# Short exercise 1
In the transcript on business communication policies, how much did the Wall Street firms pay to settle the SEC investigations?
---- Quoted text
And really importantly, and I think this is important for companies to think about, is prosecutors are looking for companies to articulate the reason why. "Why is your policy in the United States that you cannot use WhatsApp to conduct business, but why, maybe in another part of the world, like Southeast Asia, is that okay? Is there a rationale for that?" And the reasons why are so important for communicating to the Department of Justice. And also, from our standpoint, when we're going in, conducting an internal investigation, and perhaps helping companies train their employees on policies and best practices, explaining the why to employees also becomes really important.

The second piece here is the policy environment. This is really, "What do your policies say? Do you have a bring your own device policy? And then, how are those policies enforced?" Anyone who has been investigated by DOJ or works in a highly regulated industry knows that the worst thing that can happen is that you have great policies on paper and nobody's actually carrying them out. DOJ wants to be able to understand what the policies are, how they're applied, how they're monitored, how they're enforced, and how exceptions are made. It is inevitable that every policy, probably at one time or another, will need an exception for a very good and legitimate reason. But you need to be able to explain that to DOJ, if they're asking questions. 

And then, the last area of focus is risk management. "What is the risk to your business? What are the consequences to your employees if they violate the policies? Do you discipline employees? Do you retrain employees? How are you carrying out the monitoring and enforcement piece of this, to make sure that your employees are doing the right thing?"

Megan Rahman:

And it's not just the DOJ that's focused on these issues, is it? There are other regulatory agencies that are talking about these communication and preservation issues, correct?

Abbey Hazlett:

That's right. And everyone is very focused on this issue, because the reality of how people do business today is very different than how they even did business five years ago. It seems to us that our clients and the government finally have their feet under them, when it comes to email preservation and production. But now, there's this whole other category of communication, that everyone is really focused on, so that prosecutors and regulators can do their jobs. FTC and DOJ have a working group. There's a lot of concern around the use of ephemeral communications, so communications that disappear. "How are those being preserved? How are they available to DOJ or FTC, if they're investigating?" And then, everybody read about the SEC settlements with Wall Street firms that paid over 1.1 billion dollars to settle investigations, that were really focused on how those firms and their employees were using ephemeral communication, when they shouldn't have been.
--------
---- Records supplied
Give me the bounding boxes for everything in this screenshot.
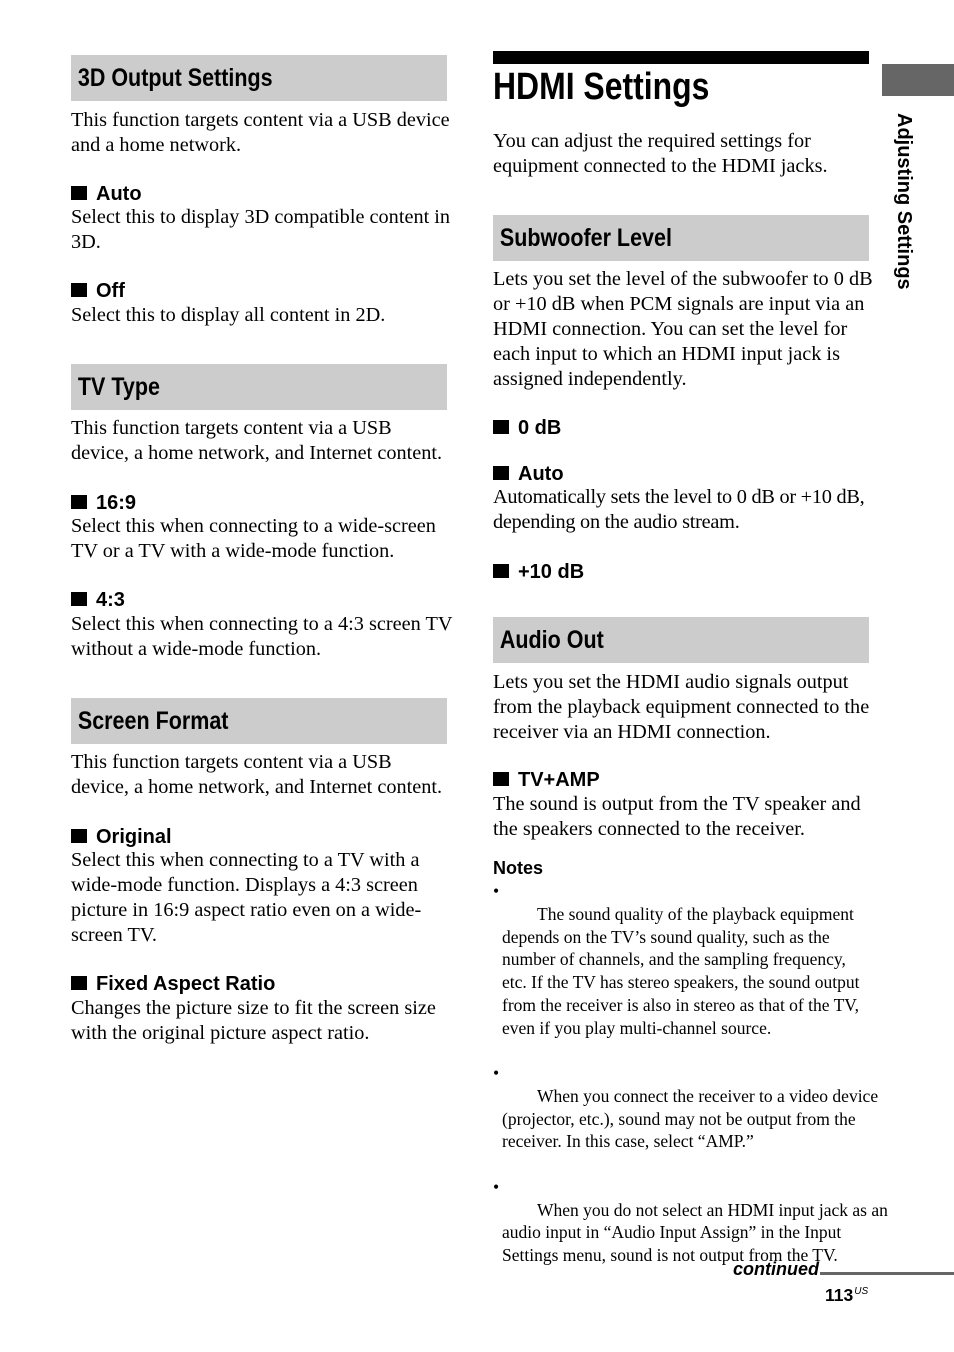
- section-description: Lets you set the HDMI audio signals outp…: [493, 671, 870, 743]
- bullet-icon: •: [493, 1063, 500, 1083]
- notes-heading: Notes: [493, 858, 544, 878]
- square-bullet-icon: [493, 466, 509, 480]
- square-bullet-icon: [71, 186, 87, 200]
- section-title: Audio Out: [499, 626, 604, 654]
- chapter-side-label: Adjusting Settings: [893, 113, 915, 290]
- option-description: Select this to display all content in 2D…: [71, 304, 386, 326]
- option-label: Auto: [518, 463, 564, 485]
- square-bullet-icon: [71, 829, 87, 843]
- section-title: Subwoofer Level: [499, 224, 672, 252]
- section-header-audio-out: Audio Out: [493, 617, 869, 663]
- chapter-title: HDMI Settings: [493, 66, 710, 108]
- option-label: 16:9: [96, 492, 137, 514]
- section-description: Lets you set the level of the subwoofer …: [493, 268, 873, 390]
- option-heading-plus-10-db: +10 dB: [493, 560, 584, 584]
- section-description: This function targets content via a USB …: [71, 109, 450, 156]
- option-label: TV+AMP: [518, 769, 600, 791]
- section-description: This function targets content via a USB …: [71, 417, 443, 464]
- square-bullet-icon: [71, 592, 87, 606]
- option-heading-0-db: 0 dB: [493, 416, 561, 440]
- bullet-icon: •: [493, 881, 500, 901]
- chapter-side-tab: [882, 64, 954, 96]
- section-title: 3D Output Settings: [77, 64, 273, 92]
- option-label: Original: [96, 826, 172, 848]
- notes-list: • The sound quality of the playback equip…: [493, 880, 888, 1290]
- option-heading-4-3: 4:3: [71, 588, 125, 612]
- section-title: TV Type: [77, 373, 160, 401]
- page-number-value: 113: [825, 1285, 854, 1305]
- option-heading-off: Off: [71, 279, 125, 303]
- note-text: The sound quality of the playback equipm…: [502, 903, 860, 1038]
- option-description: Select this to display 3D compatible con…: [71, 206, 451, 253]
- section-description: This function targets content via a USB …: [71, 751, 443, 798]
- square-bullet-icon: [493, 772, 509, 786]
- option-label: Auto: [96, 183, 142, 205]
- option-description: Select this when connecting to a wide-sc…: [71, 515, 436, 562]
- square-bullet-icon: [493, 420, 509, 434]
- section-header-3d-output-settings: 3D Output Settings: [71, 55, 447, 101]
- option-heading-tv-amp: TV+AMP: [493, 768, 600, 792]
- chapter-intro: You can adjust the required settings for…: [493, 130, 828, 177]
- section-header-subwoofer-level: Subwoofer Level: [493, 215, 869, 261]
- page-number: 113US: [825, 1281, 868, 1306]
- option-heading-16-9: 16:9: [71, 491, 136, 515]
- continued-rule: [820, 1272, 954, 1275]
- note-item: • When you connect the receiver to a vide…: [493, 1062, 878, 1176]
- option-description: Select this when connecting to a 4:3 scr…: [71, 613, 453, 660]
- option-description: Changes the picture size to fit the scre…: [71, 997, 436, 1044]
- note-item: • The sound quality of the playback equip…: [493, 880, 873, 1062]
- square-bullet-icon: [71, 283, 87, 297]
- option-description: The sound is output from the TV speaker …: [493, 793, 861, 840]
- option-heading-original: Original: [71, 825, 172, 849]
- square-bullet-icon: [493, 564, 509, 578]
- chapter-title-rule: [493, 51, 869, 64]
- section-header-tv-type: TV Type: [71, 364, 447, 410]
- note-text: When you do not select an HDMI input jac…: [502, 1199, 888, 1266]
- option-label: Fixed Aspect Ratio: [96, 973, 276, 995]
- continued-label: continued: [733, 1259, 819, 1279]
- option-heading-auto: Auto: [71, 182, 142, 206]
- option-heading-fixed-aspect-ratio: Fixed Aspect Ratio: [71, 972, 275, 996]
- section-title: Screen Format: [77, 707, 229, 735]
- manual-page: 3D Output Settings This function targets…: [0, 0, 954, 1352]
- bullet-icon: •: [493, 1176, 500, 1197]
- option-label: +10 dB: [518, 561, 585, 583]
- page-number-suffix: US: [854, 1286, 869, 1297]
- section-header-screen-format: Screen Format: [71, 698, 447, 744]
- option-label: Off: [96, 280, 125, 302]
- option-label: 4:3: [96, 589, 125, 611]
- option-label: 0 dB: [518, 417, 562, 439]
- note-text: When you connect the receiver to a video…: [502, 1085, 879, 1152]
- square-bullet-icon: [71, 495, 87, 509]
- option-description: Automatically sets the level to 0 dB or …: [493, 486, 865, 533]
- option-description: Select this when connecting to a TV with…: [71, 849, 422, 946]
- square-bullet-icon: [71, 976, 87, 990]
- option-heading-auto: Auto: [493, 462, 564, 486]
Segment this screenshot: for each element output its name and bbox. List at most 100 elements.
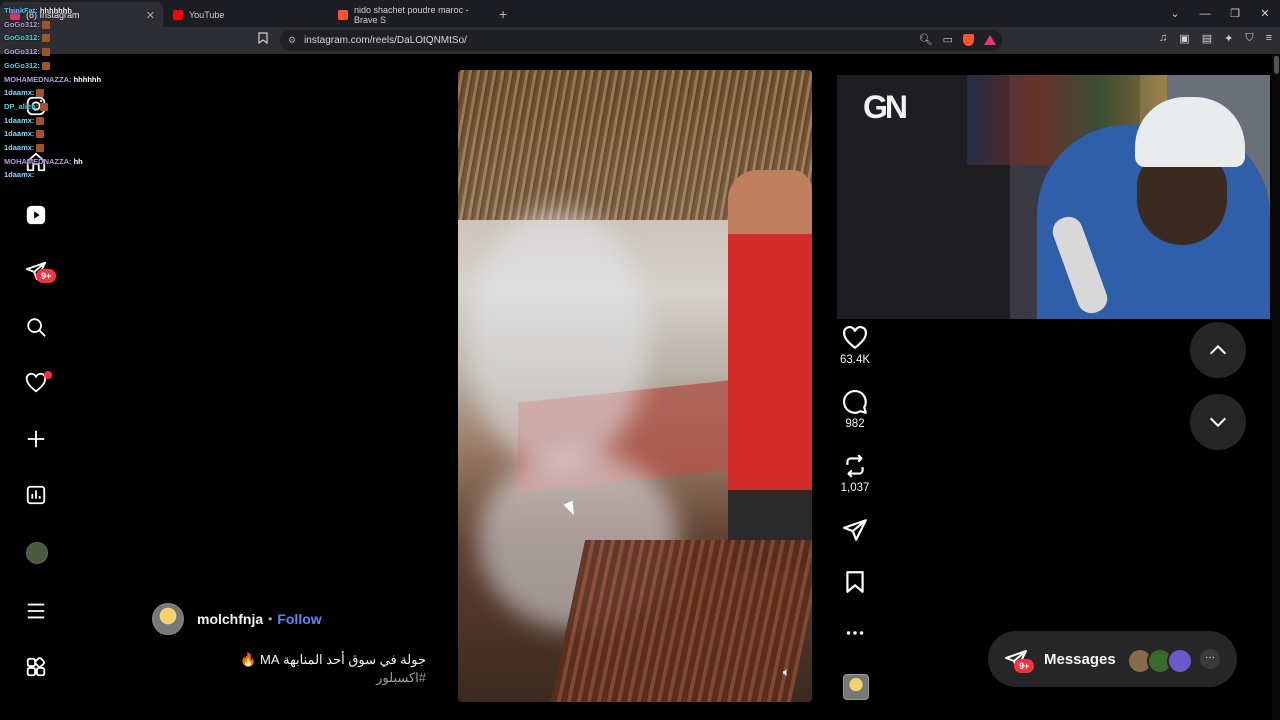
--------
# Short exercise 2
In the entries, switch "square-bullet-icon" to "square-marker-icon" in the lines between the one holding "- section-description: Lets you set the HDMI" and the one holding "- square-bullet-icon: [71, 186, 87, 200]", inclusive. Return only those lines, with everything else unchanged.

# Exercise response 1
They paid over 1.1 billion dollars.

# Exercise response 2
- section-description: Lets you set the HDMI audio signals outp…: [493, 671, 870, 743]
- bullet-icon: •: [493, 1063, 500, 1083]
- notes-heading: Notes: [493, 858, 544, 878]
- square-marker-icon: [493, 466, 509, 480]
- square-marker-icon: [71, 186, 87, 200]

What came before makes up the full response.